#### Extracted data

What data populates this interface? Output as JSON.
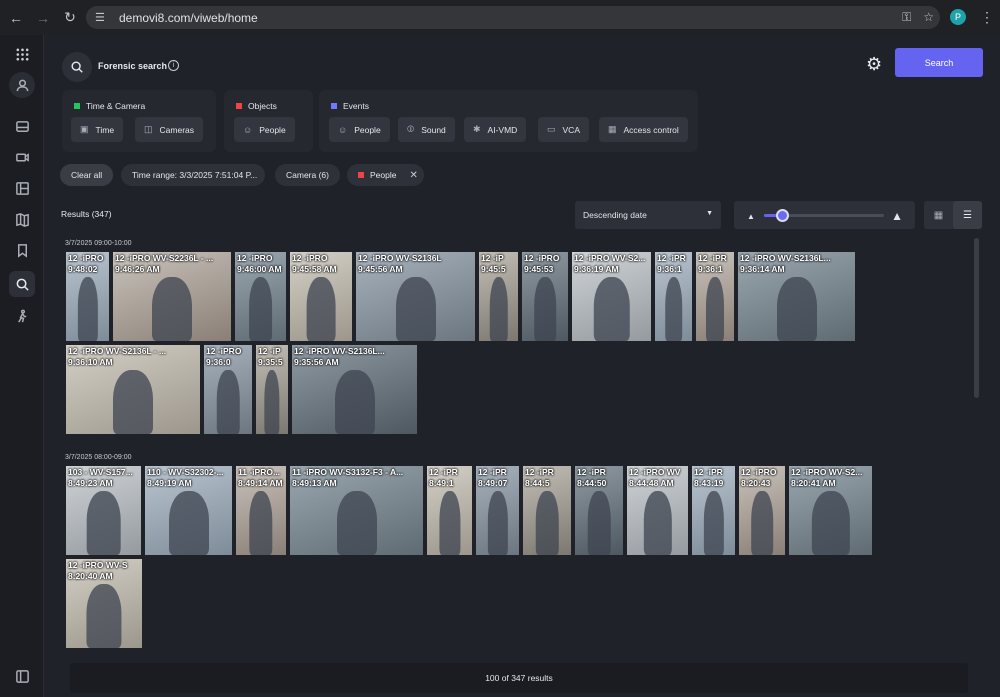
{
  "browser": {
    "url": "demovi8.com/viweb/home",
    "profile_initial": "P"
  },
  "header": {
    "title": "Forensic search",
    "search_label": "Search"
  },
  "groups": [
    {
      "title": "Time & Camera",
      "color": "#22c55e",
      "buttons": [
        "Time",
        "Cameras"
      ]
    },
    {
      "title": "Objects",
      "color": "#ef4444",
      "buttons": [
        "People"
      ]
    },
    {
      "title": "Events",
      "color": "#6b7cff",
      "buttons": [
        "People",
        "Sound",
        "AI-VMD",
        "VCA",
        "Access control"
      ]
    }
  ],
  "filters": {
    "clear_all": "Clear all",
    "time_range": "Time range: 3/3/2025 7:51:04 P...",
    "camera": "Camera (6)",
    "people": "People"
  },
  "results": {
    "title": "Results (347)",
    "sort": "Descending date",
    "zoom_level": 0.15,
    "footer": "100 of 347 results"
  },
  "groups_results": [
    {
      "label": "3/7/2025 09:00-10:00",
      "tiles": [
        {
          "l1": "12 -iPRO",
          "l2": "9:48:02"
        },
        {
          "l1": "12 -iPRO WV-S2236L - ...",
          "l2": "9:46:26 AM"
        },
        {
          "l1": "12 -iPRO",
          "l2": "9:46:00 AM"
        },
        {
          "l1": "12 -iPRO",
          "l2": "9:45:58 AM"
        },
        {
          "l1": "12 -iPRO WV-S2136L",
          "l2": "9:45:56 AM"
        },
        {
          "l1": "12 -iP",
          "l2": "9:45:5"
        },
        {
          "l1": "12 -iPRO",
          "l2": "9:45:53"
        },
        {
          "l1": "12 -iPRO WV-S2...",
          "l2": "9:36:19 AM"
        },
        {
          "l1": "12 -iPR",
          "l2": "9:36:1"
        },
        {
          "l1": "12 -iPR",
          "l2": "9:36:1"
        },
        {
          "l1": "12 -iPRO WV-S2136L...",
          "l2": "9:36:14 AM"
        },
        {
          "l1": "12 -iPRO WV-S2136L - ...",
          "l2": "9:36:10 AM"
        },
        {
          "l1": "12 -iPRO",
          "l2": "9:36:0"
        },
        {
          "l1": "12 -iP",
          "l2": "9:35:5"
        },
        {
          "l1": "12 -iPRO WV-S2136L...",
          "l2": "9:35:56 AM"
        }
      ]
    },
    {
      "label": "3/7/2025 08:00-09:00",
      "tiles": [
        {
          "l1": "103 - WV-S157...",
          "l2": "8:49:23 AM"
        },
        {
          "l1": "110 - WV-S32302-...",
          "l2": "8:49:19 AM"
        },
        {
          "l1": "11 -iPRO...",
          "l2": "8:49:14 AM"
        },
        {
          "l1": "11 -iPRO WV-S3132-F3 - A...",
          "l2": "8:49:13 AM"
        },
        {
          "l1": "12 -iPR",
          "l2": "8:49:1"
        },
        {
          "l1": "12 -iPR",
          "l2": "8:49:07"
        },
        {
          "l1": "12 -iPR",
          "l2": "8:44:5"
        },
        {
          "l1": "12 -iPR",
          "l2": "8:44:50"
        },
        {
          "l1": "12 -iPRO WV",
          "l2": "8:44:48 AM"
        },
        {
          "l1": "12 -iPR",
          "l2": "8:43:19"
        },
        {
          "l1": "12 -iPRO",
          "l2": "8:20:43"
        },
        {
          "l1": "12 -iPRO WV-S2...",
          "l2": "8:20:41 AM"
        },
        {
          "l1": "12 -iPRO WV-S",
          "l2": "8:20:40 AM"
        }
      ]
    }
  ]
}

########

Task instructions: Each line of the data is to be duplicated exactly; pictures stay out of the copy.

Correct output:
What data populates this interface? Output as JSON.
{
  "browser": {
    "url": "demovi8.com/viweb/home",
    "profile_initial": "P"
  },
  "header": {
    "title": "Forensic search",
    "search_label": "Search"
  },
  "groups": [
    {
      "title": "Time & Camera",
      "color": "#22c55e",
      "buttons": [
        "Time",
        "Cameras"
      ]
    },
    {
      "title": "Objects",
      "color": "#ef4444",
      "buttons": [
        "People"
      ]
    },
    {
      "title": "Events",
      "color": "#6b7cff",
      "buttons": [
        "People",
        "Sound",
        "AI-VMD",
        "VCA",
        "Access control"
      ]
    }
  ],
  "filters": {
    "clear_all": "Clear all",
    "time_range": "Time range: 3/3/2025 7:51:04 P...",
    "camera": "Camera (6)",
    "people": "People"
  },
  "results": {
    "title": "Results (347)",
    "sort": "Descending date",
    "zoom_level": 0.15,
    "footer": "100 of 347 results"
  },
  "groups_results": [
    {
      "label": "3/7/2025 09:00-10:00",
      "tiles": [
        {
          "l1": "12 -iPRO",
          "l2": "9:48:02"
        },
        {
          "l1": "12 -iPRO WV-S2236L - ...",
          "l2": "9:46:26 AM"
        },
        {
          "l1": "12 -iPRO",
          "l2": "9:46:00 AM"
        },
        {
          "l1": "12 -iPRO",
          "l2": "9:45:58 AM"
        },
        {
          "l1": "12 -iPRO WV-S2136L",
          "l2": "9:45:56 AM"
        },
        {
          "l1": "12 -iP",
          "l2": "9:45:5"
        },
        {
          "l1": "12 -iPRO",
          "l2": "9:45:53"
        },
        {
          "l1": "12 -iPRO WV-S2...",
          "l2": "9:36:19 AM"
        },
        {
          "l1": "12 -iPR",
          "l2": "9:36:1"
        },
        {
          "l1": "12 -iPR",
          "l2": "9:36:1"
        },
        {
          "l1": "12 -iPRO WV-S2136L...",
          "l2": "9:36:14 AM"
        },
        {
          "l1": "12 -iPRO WV-S2136L - ...",
          "l2": "9:36:10 AM"
        },
        {
          "l1": "12 -iPRO",
          "l2": "9:36:0"
        },
        {
          "l1": "12 -iP",
          "l2": "9:35:5"
        },
        {
          "l1": "12 -iPRO WV-S2136L...",
          "l2": "9:35:56 AM"
        }
      ]
    },
    {
      "label": "3/7/2025 08:00-09:00",
      "tiles": [
        {
          "l1": "103 - WV-S157...",
          "l2": "8:49:23 AM"
        },
        {
          "l1": "110 - WV-S32302-...",
          "l2": "8:49:19 AM"
        },
        {
          "l1": "11 -iPRO...",
          "l2": "8:49:14 AM"
        },
        {
          "l1": "11 -iPRO WV-S3132-F3 - A...",
          "l2": "8:49:13 AM"
        },
        {
          "l1": "12 -iPR",
          "l2": "8:49:1"
        },
        {
          "l1": "12 -iPR",
          "l2": "8:49:07"
        },
        {
          "l1": "12 -iPR",
          "l2": "8:44:5"
        },
        {
          "l1": "12 -iPR",
          "l2": "8:44:50"
        },
        {
          "l1": "12 -iPRO WV",
          "l2": "8:44:48 AM"
        },
        {
          "l1": "12 -iPR",
          "l2": "8:43:19"
        },
        {
          "l1": "12 -iPRO",
          "l2": "8:20:43"
        },
        {
          "l1": "12 -iPRO WV-S2...",
          "l2": "8:20:41 AM"
        },
        {
          "l1": "12 -iPRO WV-S",
          "l2": "8:20:40 AM"
        }
      ]
    }
  ]
}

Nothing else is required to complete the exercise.